A meeting of the university's dons in the Sheldonian Theatre today will debate the proposed location of the new school. Mr Said was involved in the pounds 20bn Al-Yamamah arms deal with Saudi Arabia, but never received commission or payments.

A number of the academics are angry that the proposed school, housing 500 students and 150 MBAs, will be built on what little green land is left in the middle of the city. Others are not so sure about the study of business and note that the university has had to stump up pounds 18m itself for the school while the Bodleian Library is crying out for cash.

Alexander Murray, a mild-mannered medieval history don, will be the first to oppose the plan today. But he is at pains to stress that he admires the work of John Kay, currently the head of London Economics, the consultancy, who is due to head up the new school.

The point is that the land for the new building on Mansfield Road was sold to the university by Merton College in 1964 so it could be kept as playing fields. Mr Murray says the first thing the dons, who have ultimate power in the university, knew about the plan was when it was announced as a fait accompli in July.

"I would have thought that when establishing a business school, ethics are very important. There was an element of double dealing in the way the plan was announced, and damage to the environment here. I think this is distinctly off-side."

Will the dons humiliate Mr Said as they did Margaret Thatcher when they overturned her honorary degree in the late 1980s?

Nice to see the founder of the Independent's business section, Baroness Hogg, has notched up yet another job, this time non-executive director of GKN.

No doubt she will bring her customary efficiency to the new post. Having completed a five-year stint as head of the Downing Street Policy Unit in 1995, she is due to succeed John Kay as chairman of London Economics. She is a non-exec at the National Provident Institution and the Foreign and Colonial Smaller Companies Trust. She is also a member of the House of Lords Science and Technology Committee and the Councils of the Royal Economic Society and the Institute of Fiscal Studies.

Makes me feel tired just typing it.

Who said analysts couldn't be bribed? At BT's merger extravaganza on Sunday, a euphoric Sir Peter Bonfield sealed a successful analysts' briefing by passing round the champagne. Hacks waiting in a scrum outside the door heard jubilant applause from the analysts as the bubbly was passed round. One said afterwards: "It was very good too. Nice and dry."

No doubt this was a stunt by BT's slick head of press, Ted (let's start the meal with a glass of champagne) Graham. Unfortunately it didn't wash with the suspicious hacks who, when offered the same bounty, turned up their noses.

*Instructions*.
A. Revise the diary column starting at "A meeting of" and ending at "out for cash.", replacing "academics" with "scholars".
B. According to the diary column, who sold the land on Mansfield Road to the university, and in what year?

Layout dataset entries
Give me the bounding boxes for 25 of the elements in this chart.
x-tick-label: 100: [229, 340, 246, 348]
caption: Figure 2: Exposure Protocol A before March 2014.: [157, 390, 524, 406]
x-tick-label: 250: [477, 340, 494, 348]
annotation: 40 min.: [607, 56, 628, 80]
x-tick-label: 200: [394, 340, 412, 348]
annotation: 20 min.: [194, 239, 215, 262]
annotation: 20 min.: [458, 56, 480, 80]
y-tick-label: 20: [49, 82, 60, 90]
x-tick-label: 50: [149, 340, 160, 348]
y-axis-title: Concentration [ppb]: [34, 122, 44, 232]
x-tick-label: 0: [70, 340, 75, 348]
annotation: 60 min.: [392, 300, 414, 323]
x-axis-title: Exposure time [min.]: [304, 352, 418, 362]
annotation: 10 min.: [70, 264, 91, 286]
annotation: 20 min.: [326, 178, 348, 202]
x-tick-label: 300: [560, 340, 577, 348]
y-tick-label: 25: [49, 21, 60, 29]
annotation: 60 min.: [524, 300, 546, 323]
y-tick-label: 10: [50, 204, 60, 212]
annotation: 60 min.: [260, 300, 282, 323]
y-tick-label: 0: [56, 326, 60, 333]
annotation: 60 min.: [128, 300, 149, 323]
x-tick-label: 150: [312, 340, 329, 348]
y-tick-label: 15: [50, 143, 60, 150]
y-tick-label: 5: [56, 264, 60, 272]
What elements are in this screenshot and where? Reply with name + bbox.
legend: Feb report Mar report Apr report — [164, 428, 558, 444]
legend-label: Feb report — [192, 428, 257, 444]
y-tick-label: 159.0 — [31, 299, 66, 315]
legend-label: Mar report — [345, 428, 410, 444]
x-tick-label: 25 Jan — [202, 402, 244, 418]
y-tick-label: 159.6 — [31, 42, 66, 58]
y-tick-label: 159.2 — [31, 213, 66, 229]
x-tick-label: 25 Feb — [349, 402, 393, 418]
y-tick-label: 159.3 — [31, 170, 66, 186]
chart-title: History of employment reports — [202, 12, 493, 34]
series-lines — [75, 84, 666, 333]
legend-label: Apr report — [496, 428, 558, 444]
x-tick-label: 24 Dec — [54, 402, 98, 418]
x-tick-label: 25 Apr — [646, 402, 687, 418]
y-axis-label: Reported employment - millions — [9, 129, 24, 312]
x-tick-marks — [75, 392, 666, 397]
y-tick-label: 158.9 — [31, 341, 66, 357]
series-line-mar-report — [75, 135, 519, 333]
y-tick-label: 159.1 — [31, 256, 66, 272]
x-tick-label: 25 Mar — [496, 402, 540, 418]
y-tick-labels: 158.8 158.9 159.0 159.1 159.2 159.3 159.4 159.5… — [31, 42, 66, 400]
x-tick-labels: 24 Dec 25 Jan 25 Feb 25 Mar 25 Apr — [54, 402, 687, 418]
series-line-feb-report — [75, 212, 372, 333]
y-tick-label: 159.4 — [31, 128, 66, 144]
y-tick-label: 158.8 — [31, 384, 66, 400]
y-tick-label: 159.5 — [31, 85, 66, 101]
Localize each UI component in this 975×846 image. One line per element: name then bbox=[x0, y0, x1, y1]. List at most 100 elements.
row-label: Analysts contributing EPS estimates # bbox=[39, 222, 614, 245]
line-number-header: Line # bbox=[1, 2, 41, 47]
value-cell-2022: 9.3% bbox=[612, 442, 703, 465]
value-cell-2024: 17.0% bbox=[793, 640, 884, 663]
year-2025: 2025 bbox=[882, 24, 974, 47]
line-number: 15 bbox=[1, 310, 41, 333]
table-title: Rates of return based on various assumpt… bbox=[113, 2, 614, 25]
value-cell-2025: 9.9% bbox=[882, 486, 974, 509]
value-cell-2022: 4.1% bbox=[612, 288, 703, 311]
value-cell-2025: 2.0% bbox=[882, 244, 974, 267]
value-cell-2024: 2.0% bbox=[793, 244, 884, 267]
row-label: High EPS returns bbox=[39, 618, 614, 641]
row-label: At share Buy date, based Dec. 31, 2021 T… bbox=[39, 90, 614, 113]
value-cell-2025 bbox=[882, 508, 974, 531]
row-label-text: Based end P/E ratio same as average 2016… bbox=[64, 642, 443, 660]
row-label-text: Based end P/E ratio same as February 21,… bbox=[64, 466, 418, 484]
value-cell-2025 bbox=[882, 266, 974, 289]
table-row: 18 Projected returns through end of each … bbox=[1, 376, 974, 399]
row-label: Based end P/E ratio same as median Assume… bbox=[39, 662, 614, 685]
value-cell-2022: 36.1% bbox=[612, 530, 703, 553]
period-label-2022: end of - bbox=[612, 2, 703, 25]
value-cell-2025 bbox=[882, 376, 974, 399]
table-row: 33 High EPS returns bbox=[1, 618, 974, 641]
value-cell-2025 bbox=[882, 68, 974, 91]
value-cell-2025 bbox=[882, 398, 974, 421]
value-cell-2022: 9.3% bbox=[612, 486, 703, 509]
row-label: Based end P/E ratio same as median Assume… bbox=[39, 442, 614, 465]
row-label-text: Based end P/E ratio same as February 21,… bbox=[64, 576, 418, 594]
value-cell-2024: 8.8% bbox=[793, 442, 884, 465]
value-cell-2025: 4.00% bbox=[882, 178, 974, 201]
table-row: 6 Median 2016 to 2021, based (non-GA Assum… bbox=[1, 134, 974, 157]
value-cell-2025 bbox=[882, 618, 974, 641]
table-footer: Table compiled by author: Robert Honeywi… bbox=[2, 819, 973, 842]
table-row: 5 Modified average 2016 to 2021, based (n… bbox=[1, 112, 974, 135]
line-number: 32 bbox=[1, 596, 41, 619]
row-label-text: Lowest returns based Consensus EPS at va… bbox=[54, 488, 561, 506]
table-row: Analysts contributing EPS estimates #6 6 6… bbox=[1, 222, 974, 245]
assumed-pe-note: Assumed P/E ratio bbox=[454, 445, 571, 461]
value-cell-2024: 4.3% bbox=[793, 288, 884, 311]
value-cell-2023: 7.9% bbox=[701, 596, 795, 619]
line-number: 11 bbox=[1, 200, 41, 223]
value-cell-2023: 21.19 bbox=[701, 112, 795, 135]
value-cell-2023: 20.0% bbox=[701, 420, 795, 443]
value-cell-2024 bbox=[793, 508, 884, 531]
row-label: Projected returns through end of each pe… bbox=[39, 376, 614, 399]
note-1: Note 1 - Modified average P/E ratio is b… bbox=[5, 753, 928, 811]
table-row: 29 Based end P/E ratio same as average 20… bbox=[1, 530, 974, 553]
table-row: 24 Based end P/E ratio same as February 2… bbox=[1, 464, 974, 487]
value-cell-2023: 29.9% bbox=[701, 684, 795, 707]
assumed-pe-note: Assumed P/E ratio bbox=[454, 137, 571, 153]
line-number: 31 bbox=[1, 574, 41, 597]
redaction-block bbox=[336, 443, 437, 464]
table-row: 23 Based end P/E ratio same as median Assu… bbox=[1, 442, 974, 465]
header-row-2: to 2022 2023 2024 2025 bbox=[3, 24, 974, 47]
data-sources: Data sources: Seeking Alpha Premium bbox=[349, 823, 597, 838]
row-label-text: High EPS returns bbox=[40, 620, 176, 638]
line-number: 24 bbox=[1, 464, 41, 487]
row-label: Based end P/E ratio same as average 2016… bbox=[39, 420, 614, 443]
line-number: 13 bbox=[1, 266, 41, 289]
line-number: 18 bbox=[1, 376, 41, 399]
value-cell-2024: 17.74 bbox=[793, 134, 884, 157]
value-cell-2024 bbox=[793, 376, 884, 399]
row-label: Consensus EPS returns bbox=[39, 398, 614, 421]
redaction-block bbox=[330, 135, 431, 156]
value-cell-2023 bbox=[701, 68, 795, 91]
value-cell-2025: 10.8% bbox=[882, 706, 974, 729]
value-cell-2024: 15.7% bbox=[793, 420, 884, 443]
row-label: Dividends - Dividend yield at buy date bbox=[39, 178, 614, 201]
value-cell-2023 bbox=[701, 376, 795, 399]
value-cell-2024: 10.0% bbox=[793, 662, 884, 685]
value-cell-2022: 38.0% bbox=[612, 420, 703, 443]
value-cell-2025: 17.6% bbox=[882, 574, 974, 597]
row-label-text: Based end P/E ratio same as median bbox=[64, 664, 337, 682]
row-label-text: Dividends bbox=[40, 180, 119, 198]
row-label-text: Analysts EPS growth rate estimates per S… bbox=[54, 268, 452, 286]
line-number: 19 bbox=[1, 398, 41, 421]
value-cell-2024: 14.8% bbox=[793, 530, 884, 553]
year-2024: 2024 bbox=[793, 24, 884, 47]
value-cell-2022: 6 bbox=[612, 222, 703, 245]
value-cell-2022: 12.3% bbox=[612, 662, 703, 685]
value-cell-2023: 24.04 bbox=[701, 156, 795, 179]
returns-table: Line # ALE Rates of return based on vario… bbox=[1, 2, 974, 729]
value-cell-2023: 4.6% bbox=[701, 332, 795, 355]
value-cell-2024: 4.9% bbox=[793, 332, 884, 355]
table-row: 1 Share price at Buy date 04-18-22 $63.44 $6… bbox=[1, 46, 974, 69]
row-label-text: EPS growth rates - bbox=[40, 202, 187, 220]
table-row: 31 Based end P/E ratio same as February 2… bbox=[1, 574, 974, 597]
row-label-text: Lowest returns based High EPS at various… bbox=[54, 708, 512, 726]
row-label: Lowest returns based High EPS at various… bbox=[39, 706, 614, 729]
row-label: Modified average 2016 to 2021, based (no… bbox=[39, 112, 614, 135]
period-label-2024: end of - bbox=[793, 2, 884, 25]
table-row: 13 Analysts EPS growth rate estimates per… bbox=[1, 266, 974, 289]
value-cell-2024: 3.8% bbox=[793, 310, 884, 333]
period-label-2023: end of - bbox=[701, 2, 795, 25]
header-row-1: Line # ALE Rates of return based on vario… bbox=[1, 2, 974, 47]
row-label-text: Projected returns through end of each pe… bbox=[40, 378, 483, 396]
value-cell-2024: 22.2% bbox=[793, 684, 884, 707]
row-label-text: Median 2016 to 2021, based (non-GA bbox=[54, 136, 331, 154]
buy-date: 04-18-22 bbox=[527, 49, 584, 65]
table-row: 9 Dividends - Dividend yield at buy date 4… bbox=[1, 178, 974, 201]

*Answers to each task*.
A.
A meeting of the university's dons in the Sheldonian Theatre today will debate the proposed location of the new school. Mr Said was involved in the pounds 20bn Al-Yamamah arms deal with Saudi Arabia, but never received commission or payments.

A number of the scholars are angry that the proposed school, housing 500 students and 150 MBAs, will be built on what little green land is left in the middle of the city. Others are not so sure about the study of business and note that the university has had to stump up pounds 18m itself for the school while the Bodleian Library is crying out for cash.

B. Merton College sold it to the university in 1964.